** START **
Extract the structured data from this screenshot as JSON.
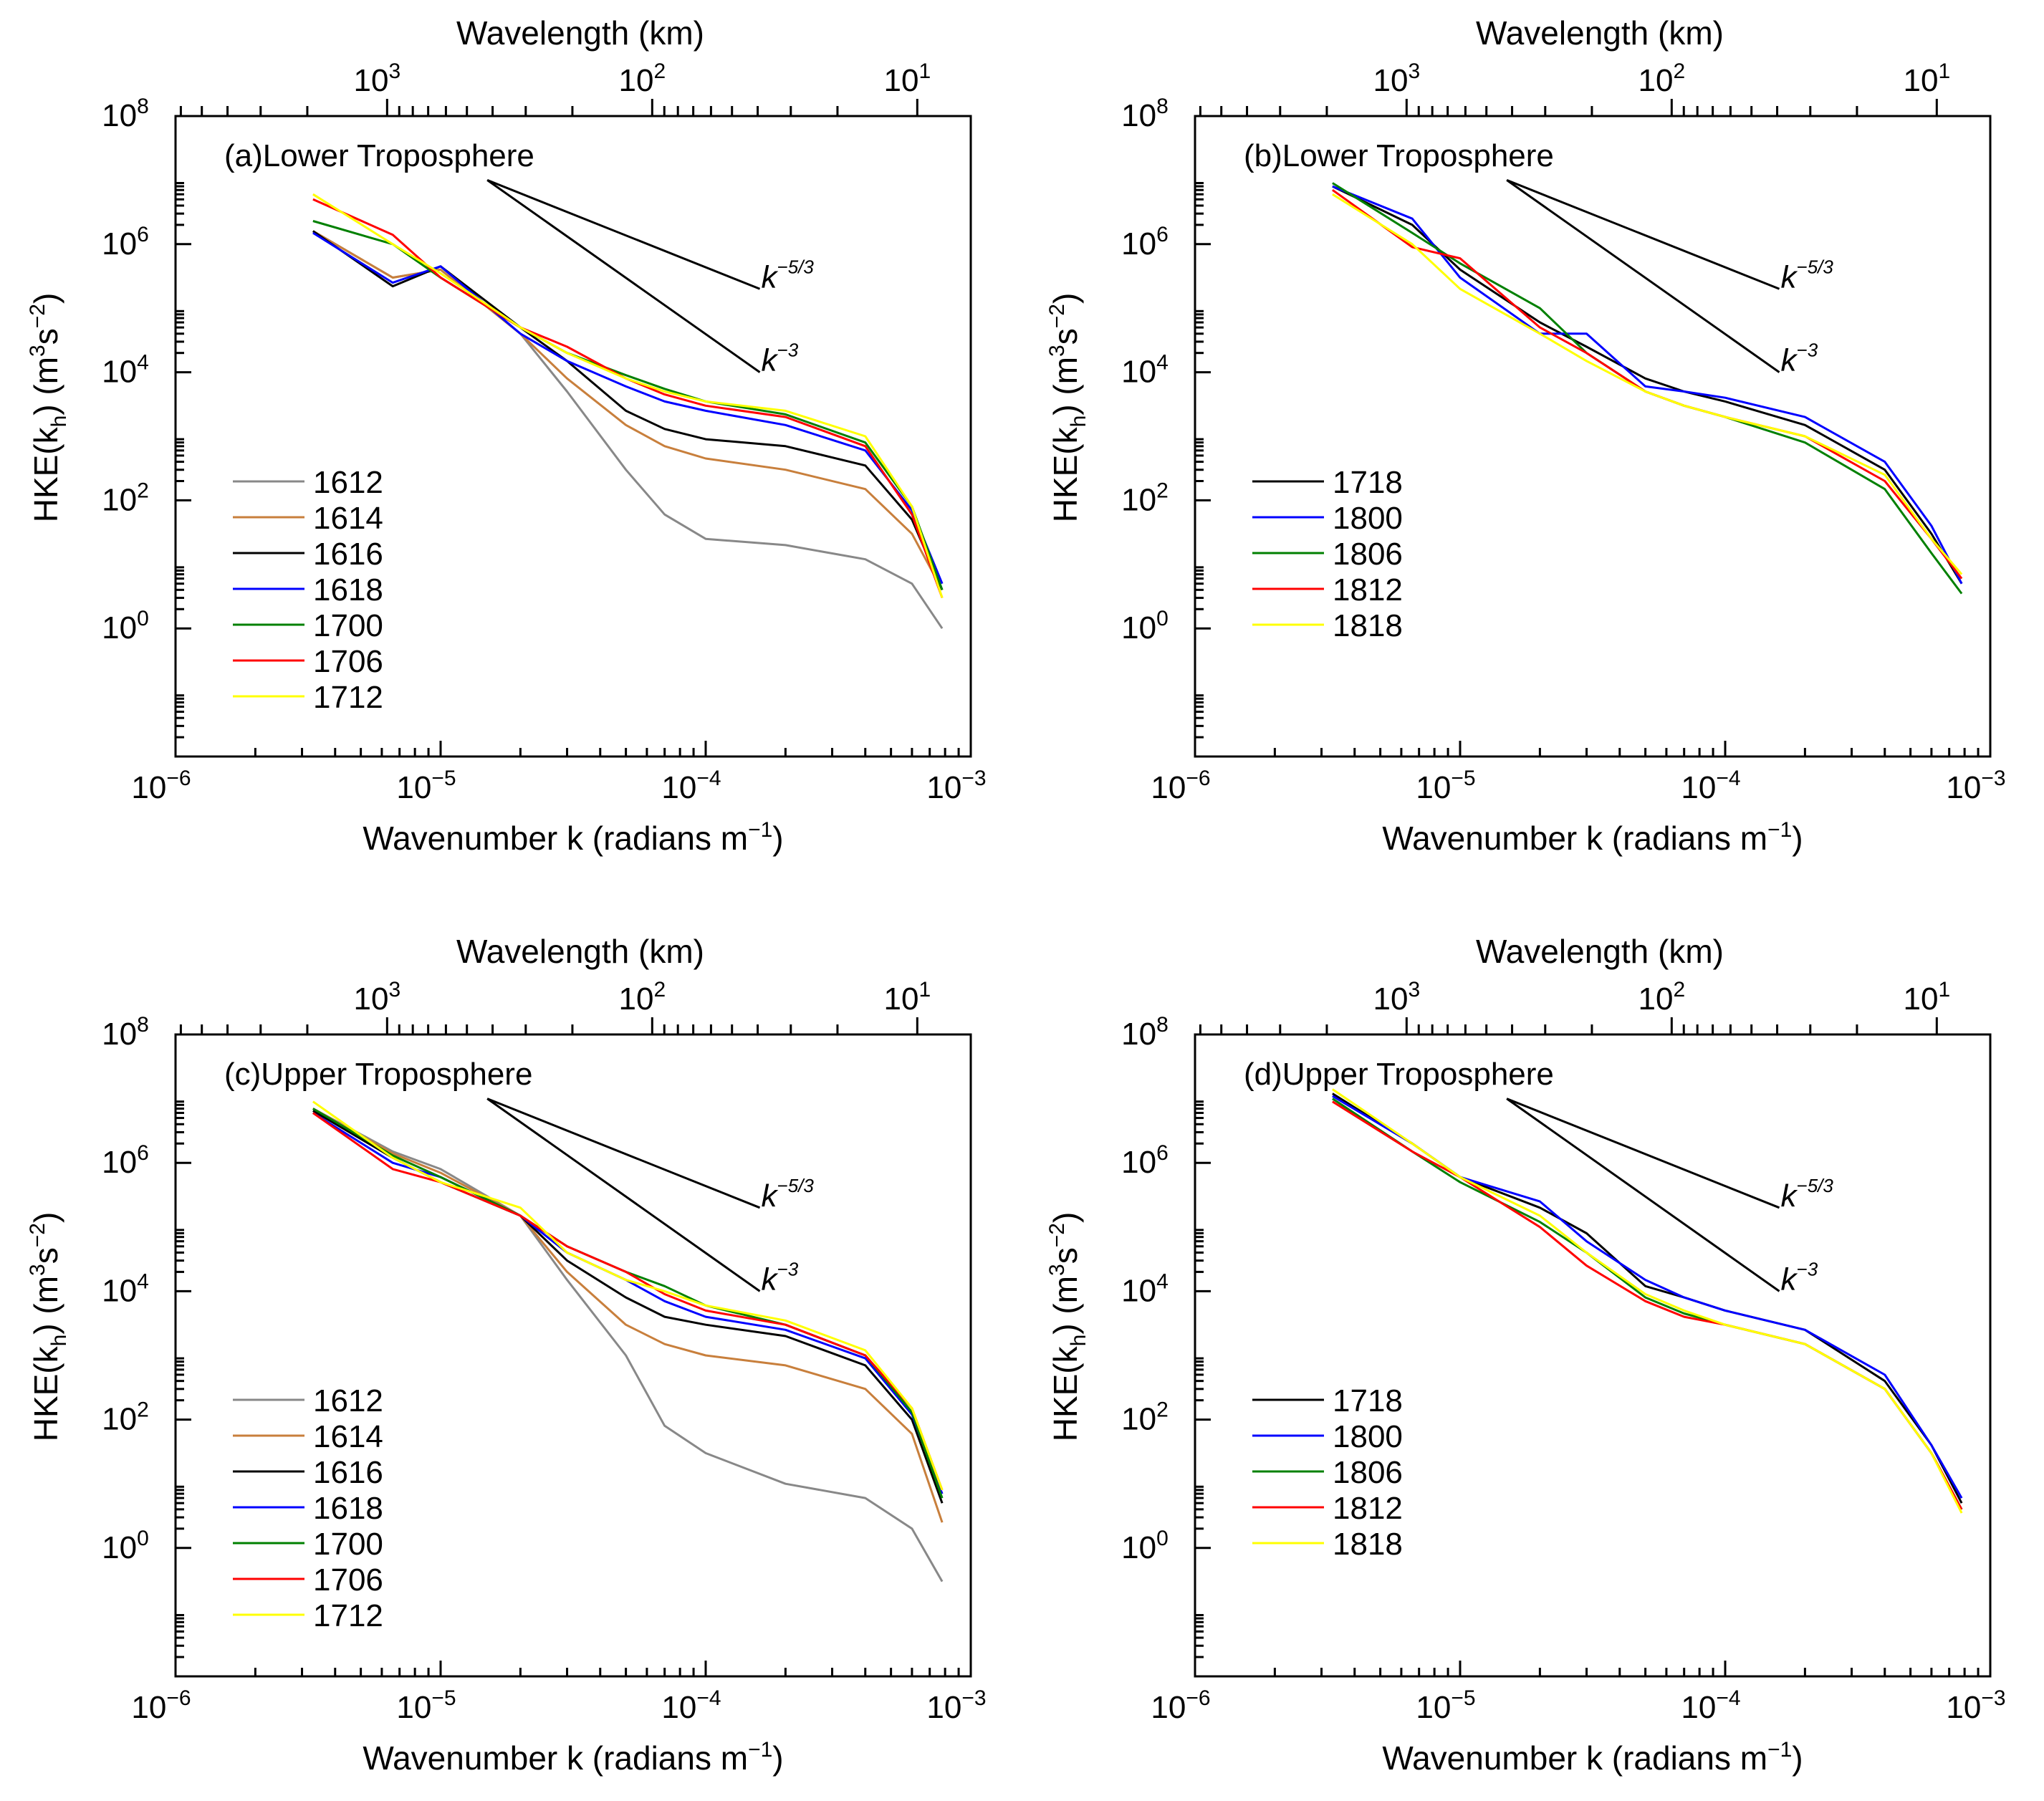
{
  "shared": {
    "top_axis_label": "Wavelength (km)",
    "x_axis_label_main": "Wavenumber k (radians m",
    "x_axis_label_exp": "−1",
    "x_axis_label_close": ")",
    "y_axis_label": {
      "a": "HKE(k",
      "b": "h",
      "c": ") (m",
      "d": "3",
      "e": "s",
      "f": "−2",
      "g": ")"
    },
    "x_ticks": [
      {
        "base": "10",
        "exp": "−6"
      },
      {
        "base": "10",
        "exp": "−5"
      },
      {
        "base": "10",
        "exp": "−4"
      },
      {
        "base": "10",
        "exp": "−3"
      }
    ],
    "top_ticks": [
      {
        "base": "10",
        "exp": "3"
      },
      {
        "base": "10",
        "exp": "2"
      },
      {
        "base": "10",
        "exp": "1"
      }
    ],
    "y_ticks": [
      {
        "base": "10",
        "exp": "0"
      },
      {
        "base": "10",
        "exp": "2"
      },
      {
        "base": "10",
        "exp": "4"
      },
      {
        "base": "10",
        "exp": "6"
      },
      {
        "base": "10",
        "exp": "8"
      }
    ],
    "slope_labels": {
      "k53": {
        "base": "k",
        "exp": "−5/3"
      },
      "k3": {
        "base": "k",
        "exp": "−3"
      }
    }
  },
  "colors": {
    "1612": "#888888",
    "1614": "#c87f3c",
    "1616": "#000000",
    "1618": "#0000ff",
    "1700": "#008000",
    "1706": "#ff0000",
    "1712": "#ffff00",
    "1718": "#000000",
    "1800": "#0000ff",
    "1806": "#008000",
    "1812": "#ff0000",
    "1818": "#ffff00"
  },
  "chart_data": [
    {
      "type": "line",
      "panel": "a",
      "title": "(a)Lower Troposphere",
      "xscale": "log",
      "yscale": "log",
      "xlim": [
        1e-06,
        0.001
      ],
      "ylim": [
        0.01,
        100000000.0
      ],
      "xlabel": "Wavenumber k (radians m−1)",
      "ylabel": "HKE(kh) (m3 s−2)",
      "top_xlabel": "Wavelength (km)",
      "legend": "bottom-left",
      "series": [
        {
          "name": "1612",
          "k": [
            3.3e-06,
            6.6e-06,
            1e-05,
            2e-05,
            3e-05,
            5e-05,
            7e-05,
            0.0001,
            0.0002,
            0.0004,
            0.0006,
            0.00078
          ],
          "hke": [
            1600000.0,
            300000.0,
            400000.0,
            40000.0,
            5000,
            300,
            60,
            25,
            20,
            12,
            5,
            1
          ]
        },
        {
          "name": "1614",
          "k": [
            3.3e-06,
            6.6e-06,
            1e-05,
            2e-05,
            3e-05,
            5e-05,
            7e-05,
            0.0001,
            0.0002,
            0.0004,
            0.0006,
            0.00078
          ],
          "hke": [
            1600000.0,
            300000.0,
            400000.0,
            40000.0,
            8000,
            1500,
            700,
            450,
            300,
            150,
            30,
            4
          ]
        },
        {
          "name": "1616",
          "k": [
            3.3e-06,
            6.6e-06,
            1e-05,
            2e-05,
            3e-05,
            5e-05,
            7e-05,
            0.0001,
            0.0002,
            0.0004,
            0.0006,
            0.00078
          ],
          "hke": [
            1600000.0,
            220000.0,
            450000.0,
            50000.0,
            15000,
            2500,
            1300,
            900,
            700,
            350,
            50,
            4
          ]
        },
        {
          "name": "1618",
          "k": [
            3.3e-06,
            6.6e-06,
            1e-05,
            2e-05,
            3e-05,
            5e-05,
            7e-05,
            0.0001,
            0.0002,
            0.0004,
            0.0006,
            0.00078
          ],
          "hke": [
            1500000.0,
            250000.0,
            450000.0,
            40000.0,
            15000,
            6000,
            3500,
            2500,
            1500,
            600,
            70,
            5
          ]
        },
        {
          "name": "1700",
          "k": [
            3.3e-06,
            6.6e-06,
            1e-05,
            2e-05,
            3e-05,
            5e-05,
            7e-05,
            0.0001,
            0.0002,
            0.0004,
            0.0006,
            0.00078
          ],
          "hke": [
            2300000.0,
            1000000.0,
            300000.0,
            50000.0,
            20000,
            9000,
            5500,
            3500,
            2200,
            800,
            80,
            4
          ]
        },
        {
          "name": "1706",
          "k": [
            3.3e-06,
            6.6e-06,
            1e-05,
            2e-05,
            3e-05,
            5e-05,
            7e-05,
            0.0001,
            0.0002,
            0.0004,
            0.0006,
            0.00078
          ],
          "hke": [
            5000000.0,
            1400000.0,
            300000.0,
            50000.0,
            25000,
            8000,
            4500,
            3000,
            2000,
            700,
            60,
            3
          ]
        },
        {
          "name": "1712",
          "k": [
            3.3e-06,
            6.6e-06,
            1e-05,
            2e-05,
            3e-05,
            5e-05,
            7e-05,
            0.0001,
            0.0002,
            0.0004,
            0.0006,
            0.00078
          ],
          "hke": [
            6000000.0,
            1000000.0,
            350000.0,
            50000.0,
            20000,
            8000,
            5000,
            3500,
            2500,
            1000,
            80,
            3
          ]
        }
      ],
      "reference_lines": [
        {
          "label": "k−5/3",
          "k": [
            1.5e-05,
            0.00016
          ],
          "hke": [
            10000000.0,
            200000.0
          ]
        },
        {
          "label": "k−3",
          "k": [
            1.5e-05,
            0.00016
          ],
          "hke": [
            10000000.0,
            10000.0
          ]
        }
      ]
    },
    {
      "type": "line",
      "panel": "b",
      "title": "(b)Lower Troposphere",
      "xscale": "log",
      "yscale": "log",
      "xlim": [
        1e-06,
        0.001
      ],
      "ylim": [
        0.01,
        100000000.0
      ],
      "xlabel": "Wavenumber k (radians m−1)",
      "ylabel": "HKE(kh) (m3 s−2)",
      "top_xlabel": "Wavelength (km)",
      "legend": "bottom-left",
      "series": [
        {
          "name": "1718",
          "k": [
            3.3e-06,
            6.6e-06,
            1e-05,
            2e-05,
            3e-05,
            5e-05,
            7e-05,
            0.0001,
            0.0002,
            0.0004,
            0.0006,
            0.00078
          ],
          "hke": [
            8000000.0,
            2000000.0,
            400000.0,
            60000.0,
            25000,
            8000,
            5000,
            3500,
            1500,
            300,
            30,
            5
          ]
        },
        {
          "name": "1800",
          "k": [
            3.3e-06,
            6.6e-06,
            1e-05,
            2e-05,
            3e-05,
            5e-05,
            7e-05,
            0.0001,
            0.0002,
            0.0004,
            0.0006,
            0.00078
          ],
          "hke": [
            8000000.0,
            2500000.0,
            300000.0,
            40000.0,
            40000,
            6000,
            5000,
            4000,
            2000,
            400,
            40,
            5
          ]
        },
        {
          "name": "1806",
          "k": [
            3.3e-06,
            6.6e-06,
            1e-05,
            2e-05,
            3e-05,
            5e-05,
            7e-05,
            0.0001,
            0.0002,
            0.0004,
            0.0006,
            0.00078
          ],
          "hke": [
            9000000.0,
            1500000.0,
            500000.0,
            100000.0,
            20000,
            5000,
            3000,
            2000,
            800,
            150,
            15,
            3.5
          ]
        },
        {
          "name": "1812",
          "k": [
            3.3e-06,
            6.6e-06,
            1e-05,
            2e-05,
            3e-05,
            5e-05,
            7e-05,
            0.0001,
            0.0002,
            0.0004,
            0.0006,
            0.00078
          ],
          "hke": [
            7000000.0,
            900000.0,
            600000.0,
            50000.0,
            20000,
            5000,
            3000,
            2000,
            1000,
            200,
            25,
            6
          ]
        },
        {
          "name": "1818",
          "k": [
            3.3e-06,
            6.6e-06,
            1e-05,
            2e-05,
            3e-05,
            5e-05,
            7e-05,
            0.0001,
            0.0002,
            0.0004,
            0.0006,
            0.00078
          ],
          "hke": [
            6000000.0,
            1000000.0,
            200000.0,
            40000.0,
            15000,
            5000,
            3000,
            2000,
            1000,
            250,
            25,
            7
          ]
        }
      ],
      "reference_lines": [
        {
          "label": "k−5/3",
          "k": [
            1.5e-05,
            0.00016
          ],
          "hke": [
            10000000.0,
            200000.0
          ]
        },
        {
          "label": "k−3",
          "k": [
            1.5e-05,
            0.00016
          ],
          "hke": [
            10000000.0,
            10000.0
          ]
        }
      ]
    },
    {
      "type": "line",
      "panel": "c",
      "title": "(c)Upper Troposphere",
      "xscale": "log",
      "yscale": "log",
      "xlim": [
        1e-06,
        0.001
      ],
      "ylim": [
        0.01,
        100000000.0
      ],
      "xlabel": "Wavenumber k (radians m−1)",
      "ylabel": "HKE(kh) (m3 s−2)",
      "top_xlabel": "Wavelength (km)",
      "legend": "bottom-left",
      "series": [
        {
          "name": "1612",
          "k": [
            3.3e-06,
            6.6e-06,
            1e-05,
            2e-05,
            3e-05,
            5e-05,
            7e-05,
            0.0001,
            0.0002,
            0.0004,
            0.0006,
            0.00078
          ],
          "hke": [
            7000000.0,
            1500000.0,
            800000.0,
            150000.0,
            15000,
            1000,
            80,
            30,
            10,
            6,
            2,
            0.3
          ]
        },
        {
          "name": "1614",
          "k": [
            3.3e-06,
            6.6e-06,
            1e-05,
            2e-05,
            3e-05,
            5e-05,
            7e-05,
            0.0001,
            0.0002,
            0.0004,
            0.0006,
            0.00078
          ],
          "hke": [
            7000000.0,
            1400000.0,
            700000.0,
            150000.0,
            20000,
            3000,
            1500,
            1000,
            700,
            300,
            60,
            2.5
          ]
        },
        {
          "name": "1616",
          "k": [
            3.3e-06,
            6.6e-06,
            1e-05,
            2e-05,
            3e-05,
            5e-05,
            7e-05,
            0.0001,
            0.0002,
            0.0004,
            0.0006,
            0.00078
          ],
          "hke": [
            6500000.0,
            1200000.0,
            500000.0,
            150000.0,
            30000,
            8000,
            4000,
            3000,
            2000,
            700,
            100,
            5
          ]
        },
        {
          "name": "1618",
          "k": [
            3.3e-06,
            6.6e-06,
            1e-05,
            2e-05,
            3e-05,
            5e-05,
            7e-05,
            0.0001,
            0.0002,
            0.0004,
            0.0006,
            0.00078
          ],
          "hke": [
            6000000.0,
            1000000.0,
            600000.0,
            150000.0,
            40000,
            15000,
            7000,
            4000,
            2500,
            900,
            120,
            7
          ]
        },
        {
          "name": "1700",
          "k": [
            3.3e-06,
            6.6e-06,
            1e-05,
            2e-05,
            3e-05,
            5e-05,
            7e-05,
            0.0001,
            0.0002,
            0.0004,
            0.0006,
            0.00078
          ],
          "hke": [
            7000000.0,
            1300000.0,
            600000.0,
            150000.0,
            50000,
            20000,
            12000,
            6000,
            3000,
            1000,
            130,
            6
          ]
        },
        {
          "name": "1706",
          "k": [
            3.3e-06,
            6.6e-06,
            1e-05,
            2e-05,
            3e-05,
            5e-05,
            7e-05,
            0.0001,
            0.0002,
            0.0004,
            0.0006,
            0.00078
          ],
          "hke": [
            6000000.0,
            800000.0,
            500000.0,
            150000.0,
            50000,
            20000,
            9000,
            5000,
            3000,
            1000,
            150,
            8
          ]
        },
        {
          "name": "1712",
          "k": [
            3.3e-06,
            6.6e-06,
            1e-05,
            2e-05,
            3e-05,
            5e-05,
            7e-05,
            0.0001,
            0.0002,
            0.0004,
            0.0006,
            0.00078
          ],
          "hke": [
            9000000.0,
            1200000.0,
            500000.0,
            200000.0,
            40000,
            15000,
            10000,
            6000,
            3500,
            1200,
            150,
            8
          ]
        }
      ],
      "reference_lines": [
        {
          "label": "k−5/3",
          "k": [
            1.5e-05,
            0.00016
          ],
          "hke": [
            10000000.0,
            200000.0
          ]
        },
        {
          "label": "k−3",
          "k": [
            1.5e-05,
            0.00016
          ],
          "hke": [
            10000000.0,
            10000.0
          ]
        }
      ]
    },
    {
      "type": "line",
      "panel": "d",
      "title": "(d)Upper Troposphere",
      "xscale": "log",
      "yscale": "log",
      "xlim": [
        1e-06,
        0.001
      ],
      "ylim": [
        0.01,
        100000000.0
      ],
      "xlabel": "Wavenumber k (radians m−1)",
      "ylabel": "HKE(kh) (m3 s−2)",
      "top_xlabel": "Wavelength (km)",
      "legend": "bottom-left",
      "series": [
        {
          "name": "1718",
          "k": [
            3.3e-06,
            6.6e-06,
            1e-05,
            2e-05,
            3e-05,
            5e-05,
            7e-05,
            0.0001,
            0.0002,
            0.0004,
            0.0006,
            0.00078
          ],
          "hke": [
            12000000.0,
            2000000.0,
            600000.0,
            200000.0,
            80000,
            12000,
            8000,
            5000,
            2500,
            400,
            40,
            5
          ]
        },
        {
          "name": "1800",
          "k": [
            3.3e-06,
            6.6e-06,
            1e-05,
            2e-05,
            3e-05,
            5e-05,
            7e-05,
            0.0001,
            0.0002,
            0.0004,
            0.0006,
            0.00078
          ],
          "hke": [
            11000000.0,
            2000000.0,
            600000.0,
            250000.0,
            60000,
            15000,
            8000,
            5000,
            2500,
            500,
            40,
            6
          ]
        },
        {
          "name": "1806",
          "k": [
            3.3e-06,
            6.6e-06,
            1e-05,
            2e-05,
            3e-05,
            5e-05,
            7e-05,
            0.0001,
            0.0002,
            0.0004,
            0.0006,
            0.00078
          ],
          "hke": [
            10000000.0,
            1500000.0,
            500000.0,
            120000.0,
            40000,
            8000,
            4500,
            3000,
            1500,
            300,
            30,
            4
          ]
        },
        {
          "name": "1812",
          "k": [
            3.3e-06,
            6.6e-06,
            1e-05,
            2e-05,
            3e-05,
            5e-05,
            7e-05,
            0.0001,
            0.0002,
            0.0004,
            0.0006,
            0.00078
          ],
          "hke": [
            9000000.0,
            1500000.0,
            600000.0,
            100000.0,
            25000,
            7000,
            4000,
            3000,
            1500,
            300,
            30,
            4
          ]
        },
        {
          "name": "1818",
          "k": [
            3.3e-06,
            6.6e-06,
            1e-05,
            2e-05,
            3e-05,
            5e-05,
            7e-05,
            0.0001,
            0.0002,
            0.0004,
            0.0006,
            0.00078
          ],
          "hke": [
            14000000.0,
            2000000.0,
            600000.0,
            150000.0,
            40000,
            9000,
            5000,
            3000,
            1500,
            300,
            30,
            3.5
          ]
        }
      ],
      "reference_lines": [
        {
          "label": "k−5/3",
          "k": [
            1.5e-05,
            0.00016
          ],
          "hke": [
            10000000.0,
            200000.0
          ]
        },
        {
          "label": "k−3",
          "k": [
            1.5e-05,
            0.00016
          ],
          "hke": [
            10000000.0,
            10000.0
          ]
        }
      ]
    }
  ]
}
** END **
_EXERCISE GOAL_: Using the material above, report each line where "Upper" occurs.

_CORRECT OUTPUT_:
      "title": "(c)Upper Troposphere",
      "title": "(d)Upper Troposphere",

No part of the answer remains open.